_Problem statement_
In your copy, leave out the pictures; write out all the data exactly.

☆ ☆ ☆

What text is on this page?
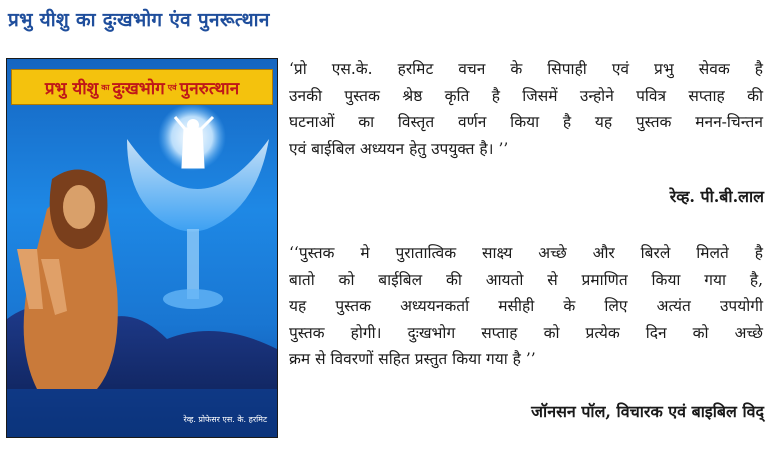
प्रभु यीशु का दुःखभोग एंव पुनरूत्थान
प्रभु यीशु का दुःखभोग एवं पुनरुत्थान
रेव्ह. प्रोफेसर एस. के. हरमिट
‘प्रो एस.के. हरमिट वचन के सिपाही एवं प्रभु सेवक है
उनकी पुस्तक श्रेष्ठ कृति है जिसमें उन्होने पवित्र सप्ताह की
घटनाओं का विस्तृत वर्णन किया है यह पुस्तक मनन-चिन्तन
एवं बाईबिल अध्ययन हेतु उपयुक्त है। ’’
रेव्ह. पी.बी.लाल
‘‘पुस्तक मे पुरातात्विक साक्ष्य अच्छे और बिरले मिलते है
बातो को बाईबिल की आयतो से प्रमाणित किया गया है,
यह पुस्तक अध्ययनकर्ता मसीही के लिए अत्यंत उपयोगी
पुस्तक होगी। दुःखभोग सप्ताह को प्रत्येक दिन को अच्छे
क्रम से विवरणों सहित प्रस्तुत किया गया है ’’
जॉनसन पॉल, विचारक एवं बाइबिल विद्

☆ ☆ ☆

_Full response_
What text is on this page?
प्रभु यीशु का दुःखभोग एंव पुनरूत्थान
प्रभु यीशु का दुःखभोग एवं पुनरुत्थान
रेव्ह. प्रोफेसर एस. के. हरमिट
‘प्रो एस.के. हरमिट वचन के सिपाही एवं प्रभु सेवक है
उनकी पुस्तक श्रेष्ठ कृति है जिसमें उन्होने पवित्र सप्ताह की
घटनाओं का विस्तृत वर्णन किया है यह पुस्तक मनन-चिन्तन
एवं बाईबिल अध्ययन हेतु उपयुक्त है। ’’
रेव्ह. पी.बी.लाल
‘‘पुस्तक मे पुरातात्विक साक्ष्य अच्छे और बिरले मिलते है
बातो को बाईबिल की आयतो से प्रमाणित किया गया है,
यह पुस्तक अध्ययनकर्ता मसीही के लिए अत्यंत उपयोगी
पुस्तक होगी। दुःखभोग सप्ताह को प्रत्येक दिन को अच्छे
क्रम से विवरणों सहित प्रस्तुत किया गया है ’’
जॉनसन पॉल, विचारक एवं बाइबिल विद्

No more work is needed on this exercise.